**Task directions**
Each line containing the word "Shopping" should be found and copied.

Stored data
%%
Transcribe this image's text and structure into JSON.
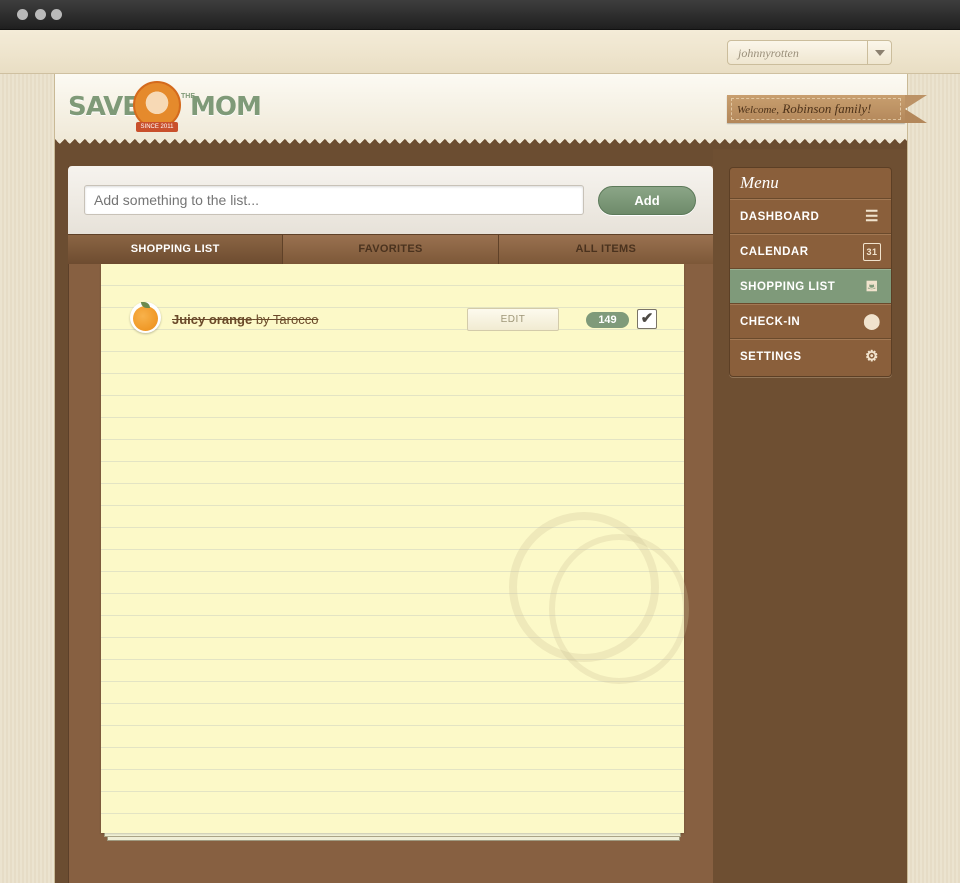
{
  "window": {
    "dots": 3
  },
  "user_select": {
    "value": "johnnyrotten"
  },
  "header": {
    "logo": {
      "word1": "SAVE",
      "the": "THE",
      "word2": "MOM",
      "ribbon": "SINCE 2011"
    },
    "welcome_prefix": "Welcome,",
    "welcome_name": "Robinson family!"
  },
  "addbar": {
    "placeholder": "Add something to the list...",
    "add_label": "Add"
  },
  "tabs": [
    {
      "label": "Shopping list",
      "active": true
    },
    {
      "label": "Favorites",
      "active": false
    },
    {
      "label": "All items",
      "active": false
    }
  ],
  "items": [
    {
      "name": "Juicy orange",
      "brand": "by Tarocco",
      "edit_label": "EDIT",
      "count": "149",
      "checked": true,
      "icon": "orange-icon"
    }
  ],
  "menu": {
    "title": "Menu",
    "items": [
      {
        "label": "Dashboard",
        "icon": "list-icon",
        "active": false
      },
      {
        "label": "Calendar",
        "icon": "calendar-icon",
        "active": false
      },
      {
        "label": "Shopping list",
        "icon": "basket-icon",
        "active": true
      },
      {
        "label": "Check-in",
        "icon": "location-pin-icon",
        "active": false
      },
      {
        "label": "Settings",
        "icon": "gear-icon",
        "active": false
      }
    ]
  },
  "colors": {
    "brown": "#6b4d31",
    "accent_green": "#7f9a7a",
    "paper": "#fcf9c8"
  }
}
%%
**In response**
      "label": "Shopping list",
        "label": "Shopping list",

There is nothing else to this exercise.